Sort through the data and copy the lines holding the word "name".
-- PROVIDED RECORDS start --
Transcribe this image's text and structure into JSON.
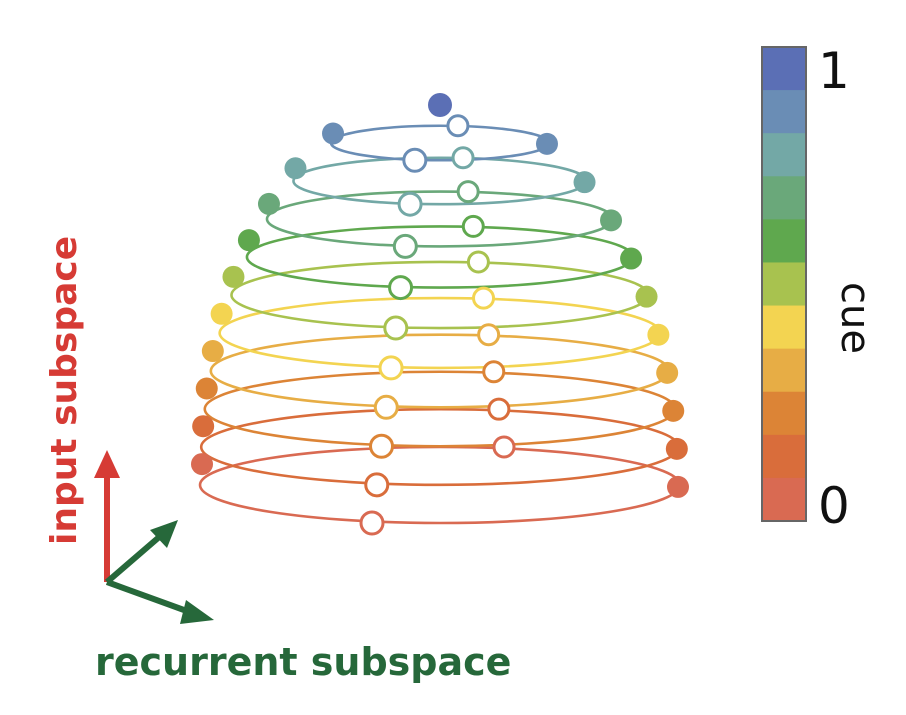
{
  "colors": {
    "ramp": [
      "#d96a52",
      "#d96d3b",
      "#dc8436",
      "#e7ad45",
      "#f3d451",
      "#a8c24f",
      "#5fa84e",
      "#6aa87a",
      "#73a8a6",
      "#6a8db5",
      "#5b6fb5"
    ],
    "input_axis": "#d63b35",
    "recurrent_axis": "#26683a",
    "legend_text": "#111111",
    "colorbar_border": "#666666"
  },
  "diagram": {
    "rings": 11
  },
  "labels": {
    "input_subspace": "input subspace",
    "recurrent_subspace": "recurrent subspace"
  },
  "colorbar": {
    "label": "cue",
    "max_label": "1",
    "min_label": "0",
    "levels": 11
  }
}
-- PROVIDED RECORDS end --
-- PROVIDED RECORDS start --
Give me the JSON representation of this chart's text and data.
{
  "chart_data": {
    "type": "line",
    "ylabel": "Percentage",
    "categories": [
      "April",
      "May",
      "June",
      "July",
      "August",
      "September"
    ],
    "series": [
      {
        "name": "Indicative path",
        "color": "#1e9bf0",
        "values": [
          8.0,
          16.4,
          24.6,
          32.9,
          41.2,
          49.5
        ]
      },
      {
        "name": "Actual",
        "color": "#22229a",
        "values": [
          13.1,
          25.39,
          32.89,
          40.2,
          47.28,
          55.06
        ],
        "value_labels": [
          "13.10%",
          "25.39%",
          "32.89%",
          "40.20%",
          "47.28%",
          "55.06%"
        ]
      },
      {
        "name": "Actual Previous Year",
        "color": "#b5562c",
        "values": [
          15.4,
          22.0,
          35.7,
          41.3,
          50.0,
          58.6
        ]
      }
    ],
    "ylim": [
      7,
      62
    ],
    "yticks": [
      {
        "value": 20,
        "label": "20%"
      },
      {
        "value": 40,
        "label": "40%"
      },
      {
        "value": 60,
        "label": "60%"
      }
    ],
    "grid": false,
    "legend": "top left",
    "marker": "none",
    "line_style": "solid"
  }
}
-- PROVIDED RECORDS end --
-- PROVIDED RECORDS start --
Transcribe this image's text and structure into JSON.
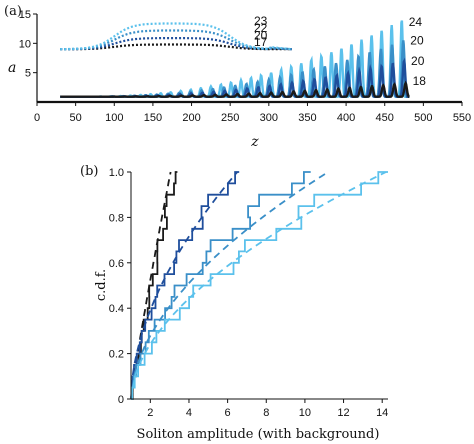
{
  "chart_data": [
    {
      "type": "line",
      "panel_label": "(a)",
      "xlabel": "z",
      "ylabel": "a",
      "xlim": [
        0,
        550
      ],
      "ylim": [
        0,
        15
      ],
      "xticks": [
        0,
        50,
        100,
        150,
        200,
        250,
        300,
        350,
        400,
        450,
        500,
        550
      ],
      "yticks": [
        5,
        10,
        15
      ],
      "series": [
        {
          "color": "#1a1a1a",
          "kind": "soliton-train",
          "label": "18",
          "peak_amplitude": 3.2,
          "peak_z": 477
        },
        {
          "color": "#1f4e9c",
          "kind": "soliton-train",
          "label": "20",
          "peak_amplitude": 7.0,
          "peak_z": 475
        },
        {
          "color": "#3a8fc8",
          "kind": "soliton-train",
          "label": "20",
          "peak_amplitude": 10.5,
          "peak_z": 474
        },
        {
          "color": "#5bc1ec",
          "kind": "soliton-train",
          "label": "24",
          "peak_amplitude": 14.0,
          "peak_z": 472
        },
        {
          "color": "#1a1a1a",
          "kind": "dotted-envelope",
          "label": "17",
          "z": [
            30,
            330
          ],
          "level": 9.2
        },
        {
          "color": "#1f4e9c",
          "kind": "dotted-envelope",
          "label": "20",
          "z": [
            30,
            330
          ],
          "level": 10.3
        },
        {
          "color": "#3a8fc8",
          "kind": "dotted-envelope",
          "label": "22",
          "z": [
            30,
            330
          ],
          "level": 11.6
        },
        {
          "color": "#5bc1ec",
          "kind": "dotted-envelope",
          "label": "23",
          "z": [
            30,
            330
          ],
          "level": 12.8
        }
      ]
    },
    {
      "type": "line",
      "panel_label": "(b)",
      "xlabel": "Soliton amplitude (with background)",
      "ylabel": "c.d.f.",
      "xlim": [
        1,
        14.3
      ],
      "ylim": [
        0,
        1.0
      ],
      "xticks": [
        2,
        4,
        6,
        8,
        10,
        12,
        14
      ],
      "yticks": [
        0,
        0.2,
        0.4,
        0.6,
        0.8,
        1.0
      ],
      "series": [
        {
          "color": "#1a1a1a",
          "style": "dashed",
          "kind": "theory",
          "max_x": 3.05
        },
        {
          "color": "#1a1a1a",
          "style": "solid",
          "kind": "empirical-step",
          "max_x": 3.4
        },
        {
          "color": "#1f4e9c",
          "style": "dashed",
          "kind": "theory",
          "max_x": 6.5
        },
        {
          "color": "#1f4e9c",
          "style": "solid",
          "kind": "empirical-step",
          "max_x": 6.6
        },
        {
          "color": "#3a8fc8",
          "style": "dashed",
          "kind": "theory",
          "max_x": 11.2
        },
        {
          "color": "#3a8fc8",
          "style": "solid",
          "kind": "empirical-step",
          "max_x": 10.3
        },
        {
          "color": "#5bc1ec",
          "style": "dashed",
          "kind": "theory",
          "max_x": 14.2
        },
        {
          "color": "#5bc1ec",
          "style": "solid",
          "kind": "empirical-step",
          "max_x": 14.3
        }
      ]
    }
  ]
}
-- PROVIDED RECORDS end --
◆ COMPLETE OUTPUT:
        "name": "Indicative path",
        "name": "Actual",
        "name": "Actual Previous Year",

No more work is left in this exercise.